── Records shown

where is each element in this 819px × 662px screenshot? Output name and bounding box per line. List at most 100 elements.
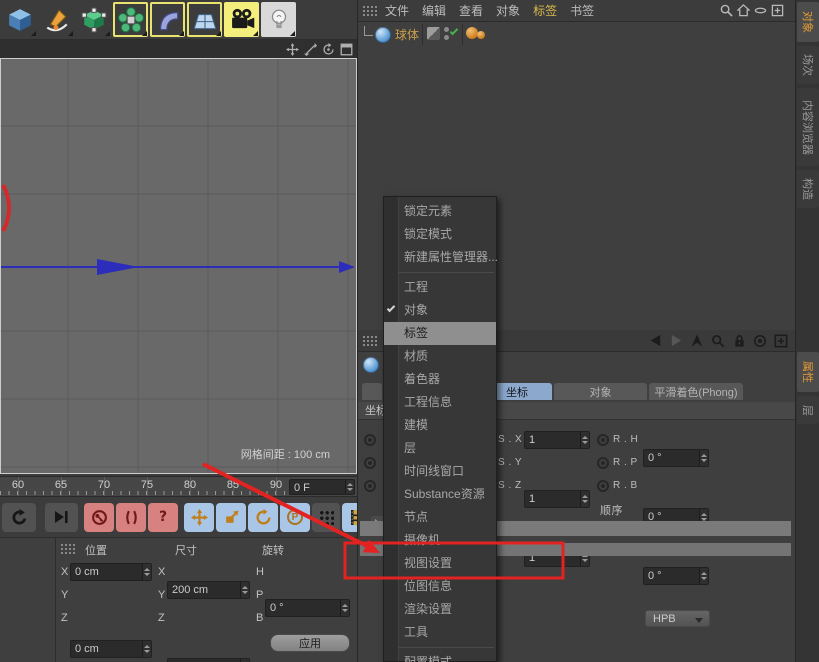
keyframe-circle[interactable] [364,480,376,492]
subdivision-surface-icon[interactable] [76,2,111,37]
camera-icon[interactable] [224,2,259,37]
cloner-icon[interactable] [113,2,148,37]
light-icon[interactable] [261,2,296,37]
menu-view[interactable]: 查看 [459,2,483,19]
keyframe-circle[interactable] [597,434,609,446]
up-icon[interactable] [689,332,705,349]
tab-basic-sliver[interactable] [362,383,382,400]
object-row-sphere[interactable]: 球体 [358,24,795,45]
lock-icon[interactable] [731,332,747,349]
rotation-h-field-attr[interactable]: 0 ° [643,449,709,467]
autokey-button[interactable] [116,503,146,532]
lens-icon[interactable] [753,3,768,18]
viewport[interactable]: 网格间距 : 100 cm [0,58,357,474]
add-panel-icon[interactable] [770,3,785,18]
bend-deformer-icon[interactable] [150,2,185,37]
attribute-grip[interactable] [362,335,377,346]
animate-rotation-button[interactable] [248,503,278,532]
side-tab-structure[interactable]: 构造 [797,170,819,208]
viewport-dolly-icon[interactable] [303,42,317,56]
keyframe-circle[interactable] [597,480,609,492]
rotation-h-field[interactable]: 0 ° [265,599,350,617]
layer-color-swatch[interactable] [427,27,440,40]
menu-bookmarks[interactable]: 书签 [570,2,594,19]
position-y-field[interactable]: 0 cm [70,640,152,658]
rotation-b-field-attr[interactable]: 0 ° [643,567,709,585]
order-dropdown[interactable]: HPB [645,610,710,627]
cube-primitive-icon[interactable] [2,2,37,37]
object-name-label[interactable]: 球体 [395,26,419,43]
menu-item-camera[interactable]: 摄像机 [384,529,496,552]
viewport-pan-icon[interactable] [285,42,299,56]
editor-visibility-dot[interactable] [444,27,449,32]
home-icon[interactable] [736,3,751,18]
animate-scale-button[interactable] [216,503,246,532]
floor-icon[interactable] [187,2,222,37]
size-y-field[interactable]: 200 cm [167,658,250,662]
menu-item-shader[interactable]: 着色器 [384,368,496,391]
menu-item-layer[interactable]: 层 [384,437,496,460]
menu-object[interactable]: 对象 [496,2,520,19]
menu-item-modeling[interactable]: 建模 [384,414,496,437]
timeline-ruler[interactable]: 60 65 70 75 80 85 90 0 F [0,476,357,497]
keyframe-circle[interactable] [364,457,376,469]
menu-item-bitmap-info[interactable]: 位图信息 [384,575,496,598]
menu-item-timeline-window[interactable]: 时间线窗口 [384,460,496,483]
frame-spinner[interactable] [345,480,354,494]
menubar-grip[interactable] [362,5,377,16]
phong-tag-icon-small[interactable] [477,31,485,39]
point-level-animation-button[interactable] [312,503,340,532]
menu-item-render-settings[interactable]: 渲染设置 [384,598,496,621]
search-icon[interactable] [710,332,726,349]
tab-object[interactable]: 对象 [554,383,647,400]
add-icon[interactable] [773,332,789,349]
scale-x-field[interactable]: 1 [524,431,590,449]
menu-item-new-attribute-manager[interactable]: 新建属性管理器... [384,246,496,269]
keyframe-circle[interactable] [597,457,609,469]
current-frame-field[interactable]: 0 F [289,479,355,495]
play-loop-button[interactable] [2,503,36,532]
position-x-field[interactable]: 0 cm [70,563,152,581]
menu-item-tools[interactable]: 工具 [384,621,496,644]
render-visibility-dot[interactable] [444,35,449,40]
animate-position-button[interactable] [184,503,214,532]
menu-item-object[interactable]: 对象 [384,299,496,322]
side-tab-layers[interactable]: 层 [797,396,819,424]
forward-icon[interactable] [668,332,684,349]
sphere-object-icon[interactable] [375,27,391,43]
viewport-maximize-icon[interactable] [339,42,353,56]
goto-end-button[interactable] [45,503,78,532]
back-icon[interactable] [647,332,663,349]
side-tab-takes[interactable]: 场次 [797,46,819,84]
panel-grip[interactable] [60,543,75,554]
menu-tags[interactable]: 标签 [533,2,557,19]
menu-item-project-info[interactable]: 工程信息 [384,391,496,414]
menu-item-lock-mode[interactable]: 锁定模式 [384,223,496,246]
menu-item-lock-element[interactable]: 锁定元素 [384,200,496,223]
pen-spline-icon[interactable] [39,2,74,37]
size-x-field[interactable]: 200 cm [167,581,250,599]
menu-item-substance-assets[interactable]: Substance资源 [384,483,496,506]
apply-button[interactable]: 应用 [270,634,350,652]
animate-parameter-button[interactable]: P [280,503,310,532]
side-tab-attributes[interactable]: 属性 [797,352,819,392]
side-tab-content-browser[interactable]: 内容浏览器 [797,88,819,166]
menu-item-material[interactable]: 材质 [384,345,496,368]
menu-edit[interactable]: 编辑 [422,2,446,19]
target-icon[interactable] [752,332,768,349]
keyframe-circle[interactable] [364,434,376,446]
search-icon[interactable] [719,3,734,18]
scale-y-field[interactable]: 1 [524,490,590,508]
menu-item-project[interactable]: 工程 [384,276,496,299]
record-keyframe-button[interactable] [84,503,114,532]
keyframe-help-button[interactable]: ? [148,503,178,532]
viewport-rotate-icon[interactable] [321,42,335,56]
side-tab-objects[interactable]: 对象 [797,2,819,42]
menu-item-tags[interactable]: 标签 [384,322,496,345]
menu-item-viewport-settings[interactable]: 视图设置 [384,552,496,575]
menu-item-configuration-mode[interactable]: 配置模式 [384,651,496,662]
menu-file[interactable]: 文件 [385,2,409,19]
enabled-check-icon[interactable] [450,27,458,35]
tab-phong[interactable]: 平滑着色(Phong) [649,383,743,400]
menu-item-nodes[interactable]: 节点 [384,506,496,529]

────

▶ Written instruction
Can you reproduce the records above line for line, exactly as they appear, leaving out the picture?

▶ Completed task
where is each element in this 819px × 662px screenshot? Output name and bounding box per line. List at most 100 elements.
keyframe-circle[interactable] [364,480,376,492]
subdivision-surface-icon[interactable] [76,2,111,37]
camera-icon[interactable] [224,2,259,37]
cloner-icon[interactable] [113,2,148,37]
light-icon[interactable] [261,2,296,37]
menu-view[interactable]: 查看 [459,2,483,19]
keyframe-circle[interactable] [597,434,609,446]
up-icon[interactable] [689,332,705,349]
tab-basic-sliver[interactable] [362,383,382,400]
object-row-sphere[interactable]: 球体 [358,24,795,45]
lock-icon[interactable] [731,332,747,349]
rotation-h-field-attr[interactable]: 0 ° [643,449,709,467]
autokey-button[interactable] [116,503,146,532]
lens-icon[interactable] [753,3,768,18]
viewport[interactable]: 网格间距 : 100 cm [0,58,357,474]
add-panel-icon[interactable] [770,3,785,18]
bend-deformer-icon[interactable] [150,2,185,37]
attribute-grip[interactable] [362,335,377,346]
animate-rotation-button[interactable] [248,503,278,532]
side-tab-structure[interactable]: 构造 [797,170,819,208]
viewport-dolly-icon[interactable] [303,42,317,56]
keyframe-circle[interactable] [597,480,609,492]
rotation-h-field[interactable]: 0 ° [265,599,350,617]
layer-color-swatch[interactable] [427,27,440,40]
menu-bookmarks[interactable]: 书签 [570,2,594,19]
position-y-field[interactable]: 0 cm [70,640,152,658]
rotation-b-field-attr[interactable]: 0 ° [643,567,709,585]
order-dropdown[interactable]: HPB [645,610,710,627]
cube-primitive-icon[interactable] [2,2,37,37]
object-name-label[interactable]: 球体 [395,26,419,43]
menu-item-camera[interactable]: 摄像机 [384,529,496,552]
viewport-pan-icon[interactable] [285,42,299,56]
editor-visibility-dot[interactable] [444,27,449,32]
home-icon[interactable] [736,3,751,18]
animate-scale-button[interactable] [216,503,246,532]
floor-icon[interactable] [187,2,222,37]
size-y-field[interactable]: 200 cm [167,658,250,662]
menu-item-shader[interactable]: 着色器 [384,368,496,391]
menu-item-layer[interactable]: 层 [384,437,496,460]
menu-object[interactable]: 对象 [496,2,520,19]
menu-item-modeling[interactable]: 建模 [384,414,496,437]
timeline-ruler[interactable]: 60 65 70 75 80 85 90 0 F [0,476,357,497]
keyframe-circle[interactable] [364,457,376,469]
menu-item-bitmap-info[interactable]: 位图信息 [384,575,496,598]
menu-item-timeline-window[interactable]: 时间线窗口 [384,460,496,483]
frame-spinner[interactable] [345,480,354,494]
menubar-grip[interactable] [362,5,377,16]
phong-tag-icon-small[interactable] [477,31,485,39]
point-level-animation-button[interactable] [312,503,340,532]
menu-item-render-settings[interactable]: 渲染设置 [384,598,496,621]
search-icon[interactable] [710,332,726,349]
tab-object[interactable]: 对象 [554,383,647,400]
add-icon[interactable] [773,332,789,349]
scale-x-field[interactable]: 1 [524,431,590,449]
menu-item-new-attribute-manager[interactable]: 新建属性管理器... [384,246,496,269]
keyframe-circle[interactable] [597,457,609,469]
current-frame-field[interactable]: 0 F [289,479,355,495]
play-loop-button[interactable] [2,503,36,532]
position-x-field[interactable]: 0 cm [70,563,152,581]
menu-item-tools[interactable]: 工具 [384,621,496,644]
render-visibility-dot[interactable] [444,35,449,40]
animate-position-button[interactable] [184,503,214,532]
menu-item-object[interactable]: 对象 [384,299,496,322]
side-tab-layers[interactable]: 层 [797,396,819,424]
forward-icon[interactable] [668,332,684,349]
sphere-object-icon[interactable] [375,27,391,43]
viewport-maximize-icon[interactable] [339,42,353,56]
goto-end-button[interactable] [45,503,78,532]
back-icon[interactable] [647,332,663,349]
side-tab-takes[interactable]: 场次 [797,46,819,84]
panel-grip[interactable] [60,543,75,554]
menu-tags[interactable]: 标签 [533,2,557,19]
menu-item-project-info[interactable]: 工程信息 [384,391,496,414]
menu-item-lock-mode[interactable]: 锁定模式 [384,223,496,246]
menu-item-lock-element[interactable]: 锁定元素 [384,200,496,223]
pen-spline-icon[interactable] [39,2,74,37]
size-x-field[interactable]: 200 cm [167,581,250,599]
menu-item-substance-assets[interactable]: Substance资源 [384,483,496,506]
apply-button[interactable]: 应用 [270,634,350,652]
animate-parameter-button[interactable]: P [280,503,310,532]
side-tab-attributes[interactable]: 属性 [797,352,819,392]
side-tab-content-browser[interactable]: 内容浏览器 [797,88,819,166]
menu-item-material[interactable]: 材质 [384,345,496,368]
menu-edit[interactable]: 编辑 [422,2,446,19]
target-icon[interactable] [752,332,768,349]
keyframe-circle[interactable] [364,434,376,446]
search-icon[interactable] [719,3,734,18]
scale-y-field[interactable]: 1 [524,490,590,508]
menu-item-project[interactable]: 工程 [384,276,496,299]
record-keyframe-button[interactable] [84,503,114,532]
keyframe-help-button[interactable]: ? [148,503,178,532]
viewport-rotate-icon[interactable] [321,42,335,56]
side-tab-objects[interactable]: 对象 [797,2,819,42]
menu-item-tags[interactable]: 标签 [384,322,496,345]
menu-item-viewport-settings[interactable]: 视图设置 [384,552,496,575]
menu-item-configuration-mode[interactable]: 配置模式 [384,651,496,662]
menu-file[interactable]: 文件 [385,2,409,19]
enabled-check-icon[interactable] [450,27,458,35]
tab-phong[interactable]: 平滑着色(Phong) [649,383,743,400]
menu-item-nodes[interactable]: 节点 [384,506,496,529]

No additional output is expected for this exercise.